*STATED TASK*
Output the entries word for word. Omit images.

--- begin DATASET ROWS ---

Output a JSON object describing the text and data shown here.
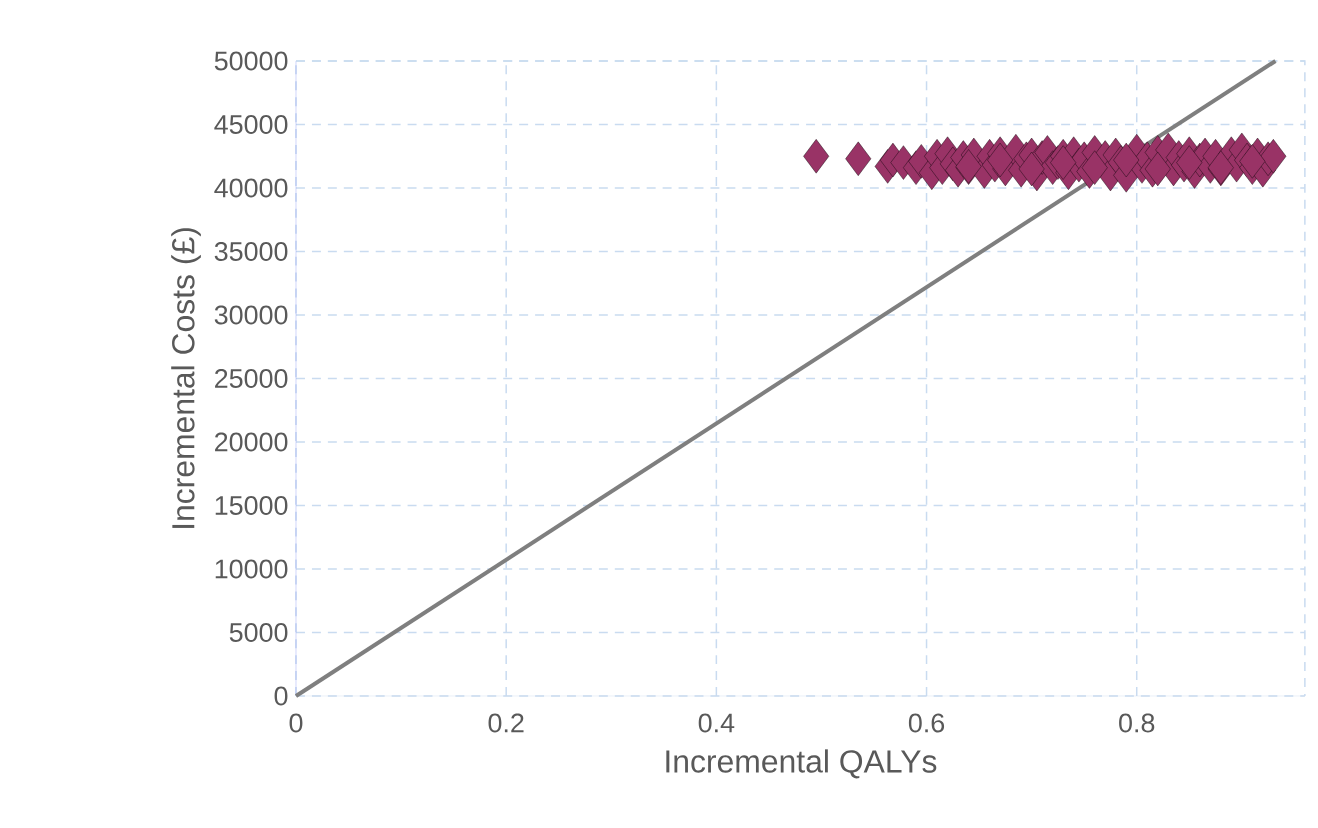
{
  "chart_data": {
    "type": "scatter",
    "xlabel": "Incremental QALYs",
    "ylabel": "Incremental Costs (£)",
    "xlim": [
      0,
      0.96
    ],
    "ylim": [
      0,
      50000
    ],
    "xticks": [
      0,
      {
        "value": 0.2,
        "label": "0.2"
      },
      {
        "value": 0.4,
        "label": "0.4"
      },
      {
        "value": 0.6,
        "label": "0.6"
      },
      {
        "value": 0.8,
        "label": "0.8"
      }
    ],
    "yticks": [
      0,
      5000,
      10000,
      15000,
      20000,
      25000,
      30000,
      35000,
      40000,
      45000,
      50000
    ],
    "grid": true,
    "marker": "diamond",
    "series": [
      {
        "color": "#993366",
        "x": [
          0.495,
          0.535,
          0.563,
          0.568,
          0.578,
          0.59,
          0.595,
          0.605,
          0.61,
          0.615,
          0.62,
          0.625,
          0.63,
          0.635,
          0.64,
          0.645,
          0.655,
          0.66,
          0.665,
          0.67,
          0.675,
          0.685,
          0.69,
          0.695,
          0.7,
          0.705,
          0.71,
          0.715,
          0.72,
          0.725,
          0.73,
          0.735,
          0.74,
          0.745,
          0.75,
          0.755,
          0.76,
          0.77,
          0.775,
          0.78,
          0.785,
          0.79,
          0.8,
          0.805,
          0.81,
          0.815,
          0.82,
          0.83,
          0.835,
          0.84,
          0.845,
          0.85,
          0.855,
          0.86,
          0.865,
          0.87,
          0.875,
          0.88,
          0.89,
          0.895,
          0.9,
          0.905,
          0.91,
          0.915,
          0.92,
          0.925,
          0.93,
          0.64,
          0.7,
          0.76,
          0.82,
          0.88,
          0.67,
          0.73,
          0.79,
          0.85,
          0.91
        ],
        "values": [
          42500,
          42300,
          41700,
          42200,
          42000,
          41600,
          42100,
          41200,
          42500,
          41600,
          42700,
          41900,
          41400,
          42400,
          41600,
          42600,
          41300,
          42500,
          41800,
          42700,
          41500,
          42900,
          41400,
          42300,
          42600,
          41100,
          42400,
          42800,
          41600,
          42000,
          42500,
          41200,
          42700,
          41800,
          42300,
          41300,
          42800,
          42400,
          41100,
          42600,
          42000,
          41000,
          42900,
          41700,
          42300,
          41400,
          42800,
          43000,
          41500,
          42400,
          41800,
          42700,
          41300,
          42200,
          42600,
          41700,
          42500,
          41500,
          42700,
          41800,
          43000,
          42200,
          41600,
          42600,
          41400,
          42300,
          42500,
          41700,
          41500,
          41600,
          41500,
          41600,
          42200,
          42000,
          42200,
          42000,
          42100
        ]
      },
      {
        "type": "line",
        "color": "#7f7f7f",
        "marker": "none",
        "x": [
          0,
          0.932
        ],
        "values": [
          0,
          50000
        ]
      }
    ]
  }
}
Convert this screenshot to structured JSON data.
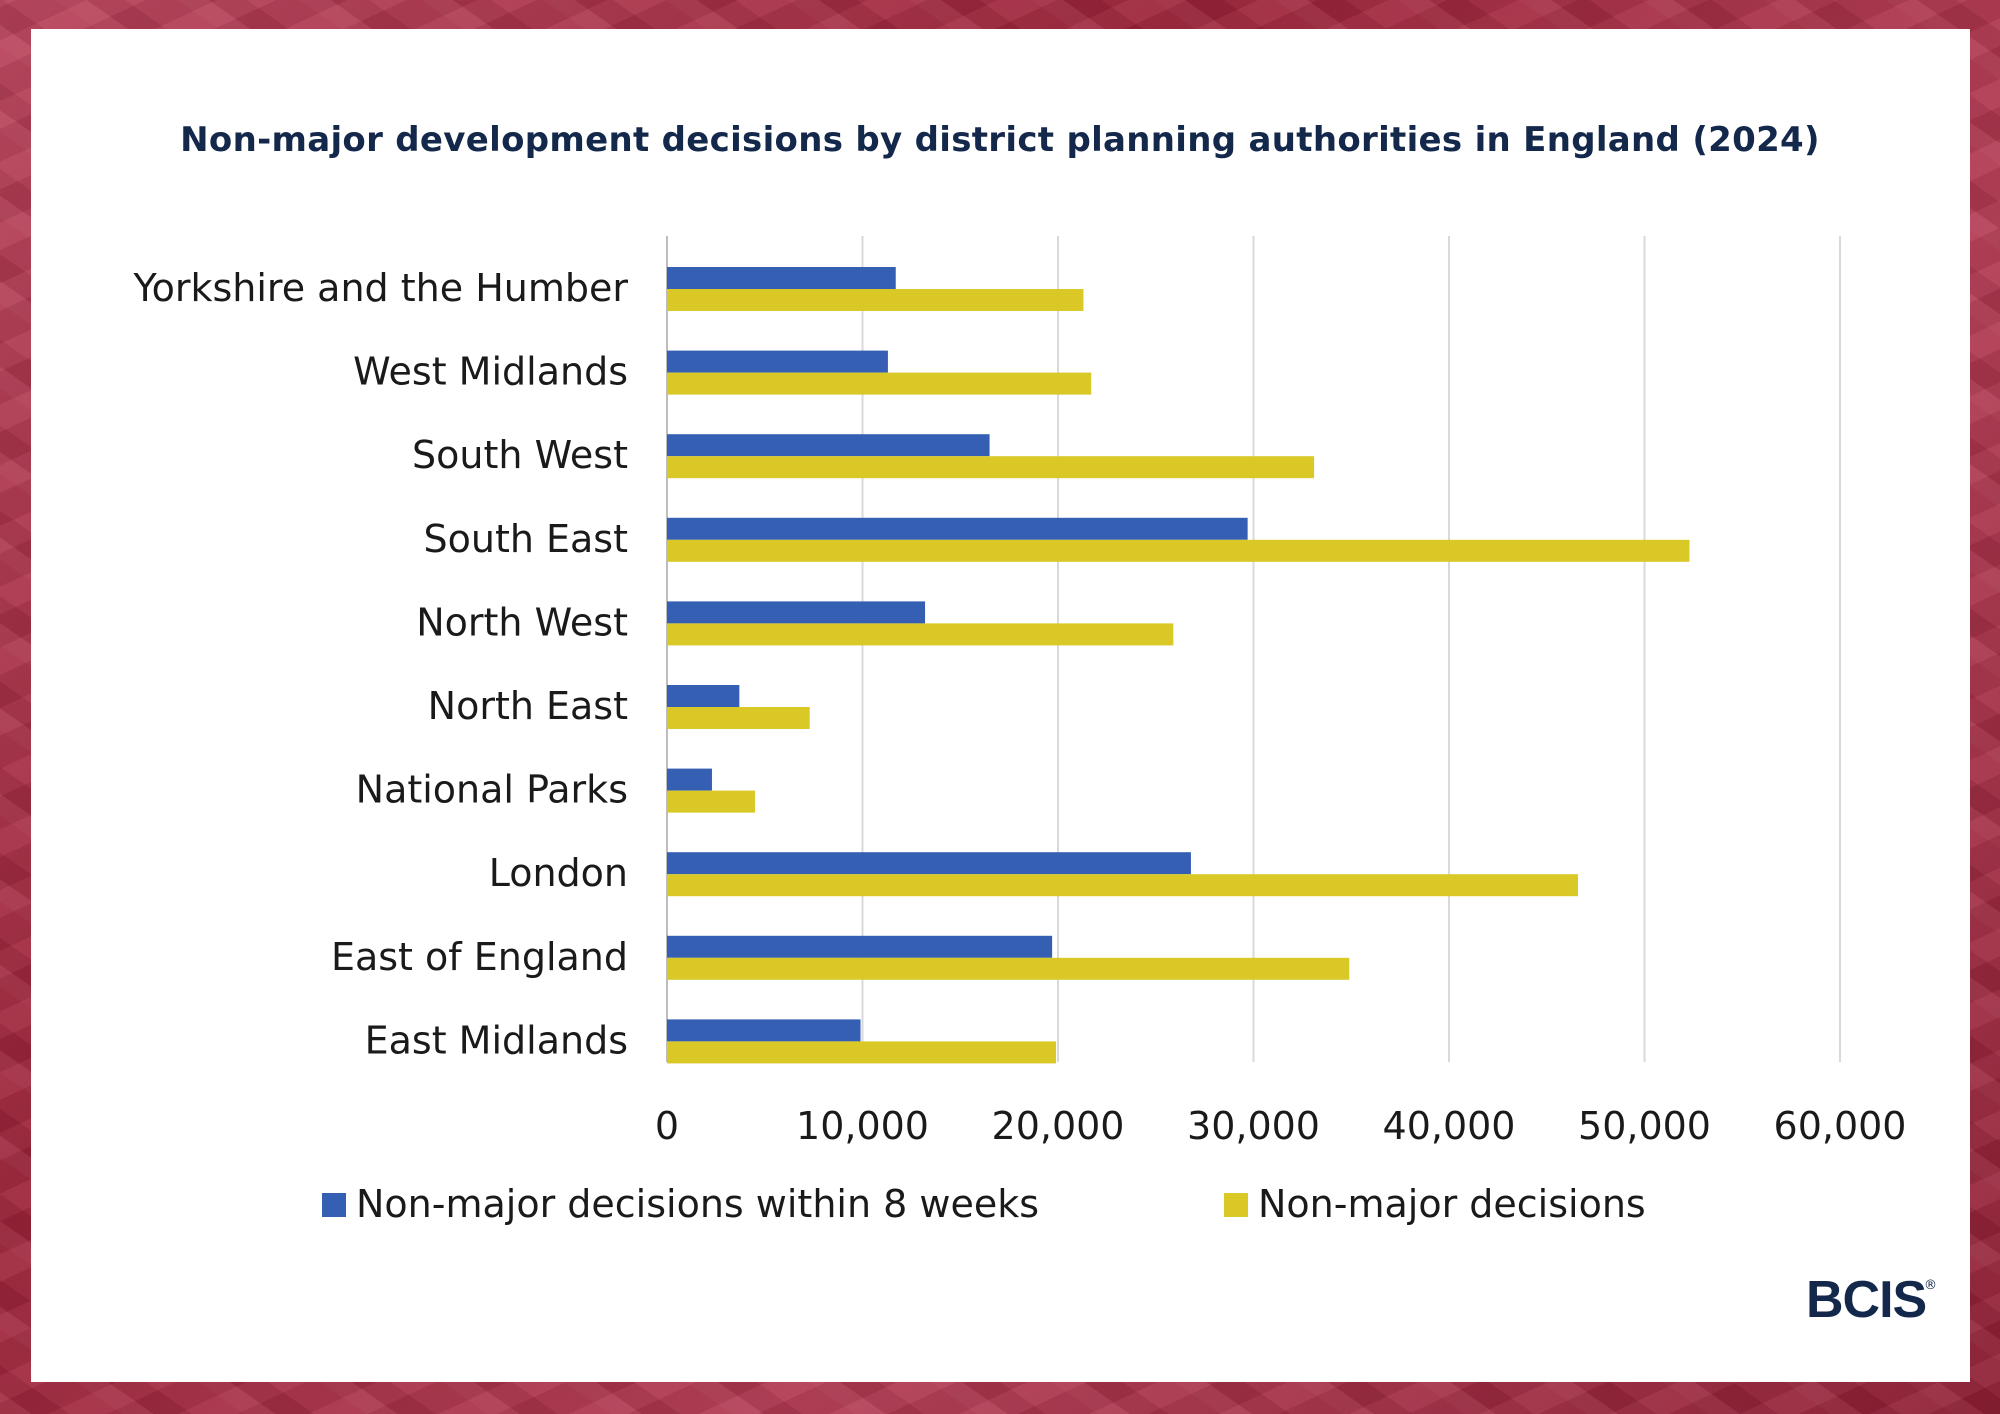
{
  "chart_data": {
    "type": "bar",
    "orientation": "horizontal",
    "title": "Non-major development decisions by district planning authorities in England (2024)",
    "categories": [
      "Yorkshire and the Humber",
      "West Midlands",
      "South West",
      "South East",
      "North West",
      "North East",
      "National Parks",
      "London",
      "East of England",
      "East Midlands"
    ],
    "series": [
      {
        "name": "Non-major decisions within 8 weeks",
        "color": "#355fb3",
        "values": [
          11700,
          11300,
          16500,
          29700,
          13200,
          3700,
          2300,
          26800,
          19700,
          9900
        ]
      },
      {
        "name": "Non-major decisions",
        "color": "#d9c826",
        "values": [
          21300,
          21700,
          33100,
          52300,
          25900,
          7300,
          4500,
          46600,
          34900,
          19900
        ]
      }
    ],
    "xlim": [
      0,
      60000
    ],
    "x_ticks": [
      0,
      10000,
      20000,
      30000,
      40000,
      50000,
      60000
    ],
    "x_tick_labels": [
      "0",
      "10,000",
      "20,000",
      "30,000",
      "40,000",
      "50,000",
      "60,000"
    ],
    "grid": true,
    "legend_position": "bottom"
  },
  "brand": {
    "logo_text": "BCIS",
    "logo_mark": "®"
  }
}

--- end DATASET ROWS ---

*SOLUTION FOR THIS PROBLEM*
Output a JSON object describing the text and data shown here.
{
  "chart_data": {
    "type": "scatter",
    "xlabel": "Incremental QALYs",
    "ylabel": "Incremental Costs (£)",
    "xlim": [
      0,
      0.96
    ],
    "ylim": [
      0,
      50000
    ],
    "xticks": [
      0,
      {
        "value": 0.2,
        "label": "0.2"
      },
      {
        "value": 0.4,
        "label": "0.4"
      },
      {
        "value": 0.6,
        "label": "0.6"
      },
      {
        "value": 0.8,
        "label": "0.8"
      }
    ],
    "yticks": [
      0,
      5000,
      10000,
      15000,
      20000,
      25000,
      30000,
      35000,
      40000,
      45000,
      50000
    ],
    "grid": true,
    "marker": "diamond",
    "series": [
      {
        "color": "#993366",
        "x": [
          0.495,
          0.535,
          0.563,
          0.568,
          0.578,
          0.59,
          0.595,
          0.605,
          0.61,
          0.615,
          0.62,
          0.625,
          0.63,
          0.635,
          0.64,
          0.645,
          0.655,
          0.66,
          0.665,
          0.67,
          0.675,
          0.685,
          0.69,
          0.695,
          0.7,
          0.705,
          0.71,
          0.715,
          0.72,
          0.725,
          0.73,
          0.735,
          0.74,
          0.745,
          0.75,
          0.755,
          0.76,
          0.77,
          0.775,
          0.78,
          0.785,
          0.79,
          0.8,
          0.805,
          0.81,
          0.815,
          0.82,
          0.83,
          0.835,
          0.84,
          0.845,
          0.85,
          0.855,
          0.86,
          0.865,
          0.87,
          0.875,
          0.88,
          0.89,
          0.895,
          0.9,
          0.905,
          0.91,
          0.915,
          0.92,
          0.925,
          0.93,
          0.64,
          0.7,
          0.76,
          0.82,
          0.88,
          0.67,
          0.73,
          0.79,
          0.85,
          0.91
        ],
        "values": [
          42500,
          42300,
          41700,
          42200,
          42000,
          41600,
          42100,
          41200,
          42500,
          41600,
          42700,
          41900,
          41400,
          42400,
          41600,
          42600,
          41300,
          42500,
          41800,
          42700,
          41500,
          42900,
          41400,
          42300,
          42600,
          41100,
          42400,
          42800,
          41600,
          42000,
          42500,
          41200,
          42700,
          41800,
          42300,
          41300,
          42800,
          42400,
          41100,
          42600,
          42000,
          41000,
          42900,
          41700,
          42300,
          41400,
          42800,
          43000,
          41500,
          42400,
          41800,
          42700,
          41300,
          42200,
          42600,
          41700,
          42500,
          41500,
          42700,
          41800,
          43000,
          42200,
          41600,
          42600,
          41400,
          42300,
          42500,
          41700,
          41500,
          41600,
          41500,
          41600,
          42200,
          42000,
          42200,
          42000,
          42100
        ]
      },
      {
        "type": "line",
        "color": "#7f7f7f",
        "marker": "none",
        "x": [
          0,
          0.932
        ],
        "values": [
          0,
          50000
        ]
      }
    ]
  }
}
Convert this screenshot to structured JSON data.
{
  "chart_data": {
    "type": "bar",
    "orientation": "horizontal",
    "title": "Non-major development decisions by district planning authorities in England (2024)",
    "categories": [
      "Yorkshire and the Humber",
      "West Midlands",
      "South West",
      "South East",
      "North West",
      "North East",
      "National Parks",
      "London",
      "East of England",
      "East Midlands"
    ],
    "series": [
      {
        "name": "Non-major decisions within 8 weeks",
        "color": "#355fb3",
        "values": [
          11700,
          11300,
          16500,
          29700,
          13200,
          3700,
          2300,
          26800,
          19700,
          9900
        ]
      },
      {
        "name": "Non-major decisions",
        "color": "#d9c826",
        "values": [
          21300,
          21700,
          33100,
          52300,
          25900,
          7300,
          4500,
          46600,
          34900,
          19900
        ]
      }
    ],
    "xlim": [
      0,
      60000
    ],
    "x_ticks": [
      0,
      10000,
      20000,
      30000,
      40000,
      50000,
      60000
    ],
    "x_tick_labels": [
      "0",
      "10,000",
      "20,000",
      "30,000",
      "40,000",
      "50,000",
      "60,000"
    ],
    "grid": true,
    "legend_position": "bottom"
  },
  "brand": {
    "logo_text": "BCIS",
    "logo_mark": "®"
  }
}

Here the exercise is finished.